§ **SOURCE PASSAGE**:
::::::
# Critical Duty 9mm for Hunting ?



## Hunt&Fish (Aug 8, 2012)

Anybody tried the Critical Duty loads from Hornaday ?
Seems like this deep penetrating load ought to be good on game.
I sometimes encounter hogs when I'm walking from my deer stand to my truck after dark. I've got a 45 Glock and a 9MM glock. Which would you use if a hog charges you and what load would you use?


----------



## chadeugene (Aug 9, 2012)

I would imagine that the 45 ACP has more knockdown power (just an assumptions) however, I would probably use whichever I felt more comfortable and competent with.


----------



## GLS (Aug 9, 2012)

A 9 mm may expand, but a .45 will never shrink.


----------



## doofus (Aug 10, 2012)

one thing to remember....friends dont let friends shoot 9mm...


----------



## Ohoopee Tusker (Aug 10, 2012)

I usually stay out of these V/S threads but... I have no experience with the critical duty ammo however if using FMJ's a 9mm will penetrate deeper than a .45 in my experience. If those were my only choices I would be loaded with FMJ ammo.


----------



## HandgunHTR (Aug 11, 2012)

If you are only thinking about charging hogs, I too would go with the 9mm and FMJs.  I will take 14 rounds of fast "penetration" rounds over 8 rounds of heavy and slow.

If you are truly thinking of hunting with a handgun, then there are much better options than the 9mm or 45.


----------



## fishtail (Aug 11, 2012)

Well, somethin's better than nothin', I guess.
::::::
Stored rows

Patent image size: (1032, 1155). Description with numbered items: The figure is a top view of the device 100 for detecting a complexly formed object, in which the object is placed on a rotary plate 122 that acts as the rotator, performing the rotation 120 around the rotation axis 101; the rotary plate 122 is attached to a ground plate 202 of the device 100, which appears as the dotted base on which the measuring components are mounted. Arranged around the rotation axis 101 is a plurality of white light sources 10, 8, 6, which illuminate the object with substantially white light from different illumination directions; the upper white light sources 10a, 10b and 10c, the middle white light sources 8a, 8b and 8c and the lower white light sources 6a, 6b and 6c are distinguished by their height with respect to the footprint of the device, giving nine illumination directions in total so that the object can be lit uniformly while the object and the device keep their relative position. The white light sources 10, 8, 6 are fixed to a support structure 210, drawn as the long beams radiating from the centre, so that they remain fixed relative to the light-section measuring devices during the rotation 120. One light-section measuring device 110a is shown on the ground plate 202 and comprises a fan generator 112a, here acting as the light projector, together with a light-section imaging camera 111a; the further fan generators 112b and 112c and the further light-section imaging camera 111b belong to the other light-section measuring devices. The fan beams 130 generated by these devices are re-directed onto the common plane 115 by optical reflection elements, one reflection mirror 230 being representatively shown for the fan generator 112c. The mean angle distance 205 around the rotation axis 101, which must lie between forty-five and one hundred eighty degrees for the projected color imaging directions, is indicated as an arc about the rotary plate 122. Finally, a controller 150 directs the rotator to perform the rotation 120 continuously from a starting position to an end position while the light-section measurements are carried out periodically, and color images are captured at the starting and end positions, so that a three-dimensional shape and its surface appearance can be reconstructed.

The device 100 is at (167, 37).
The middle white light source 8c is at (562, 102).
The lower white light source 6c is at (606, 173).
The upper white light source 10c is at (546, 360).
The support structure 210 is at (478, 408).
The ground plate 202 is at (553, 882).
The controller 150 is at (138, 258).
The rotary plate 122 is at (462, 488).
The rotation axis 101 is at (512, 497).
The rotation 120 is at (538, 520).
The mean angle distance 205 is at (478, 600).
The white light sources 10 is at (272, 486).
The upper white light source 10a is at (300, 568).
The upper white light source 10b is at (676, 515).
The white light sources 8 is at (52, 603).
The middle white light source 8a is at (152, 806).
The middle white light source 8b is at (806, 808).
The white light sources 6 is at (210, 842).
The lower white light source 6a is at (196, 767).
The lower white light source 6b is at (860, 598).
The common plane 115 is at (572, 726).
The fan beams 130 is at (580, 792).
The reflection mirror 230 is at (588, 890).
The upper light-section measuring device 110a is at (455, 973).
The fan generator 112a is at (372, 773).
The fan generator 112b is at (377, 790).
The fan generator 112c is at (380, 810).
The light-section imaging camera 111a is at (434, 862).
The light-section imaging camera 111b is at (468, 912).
::::::
Can you reproduce word for word the part of the 9mm hunting thread starting with "## Ohoopee Tusker" and going on through "the 9mm or 45."? These rows were taken from a separate source.

## Ohoopee Tusker (Aug 10, 2012)

I usually stay out of these V/S threads but... I have no experience with the critical duty ammo however if using FMJ's a 9mm will penetrate deeper than a .45 in my experience. If those were my only choices I would be loaded with FMJ ammo.


----------



## HandgunHTR (Aug 11, 2012)

If you are only thinking about charging hogs, I too would go with the 9mm and FMJs.  I will take 14 rounds of fast "penetration" rounds over 8 rounds of heavy and slow.

If you are truly thinking of hunting with a handgun, then there are much better options than the 9mm or 45.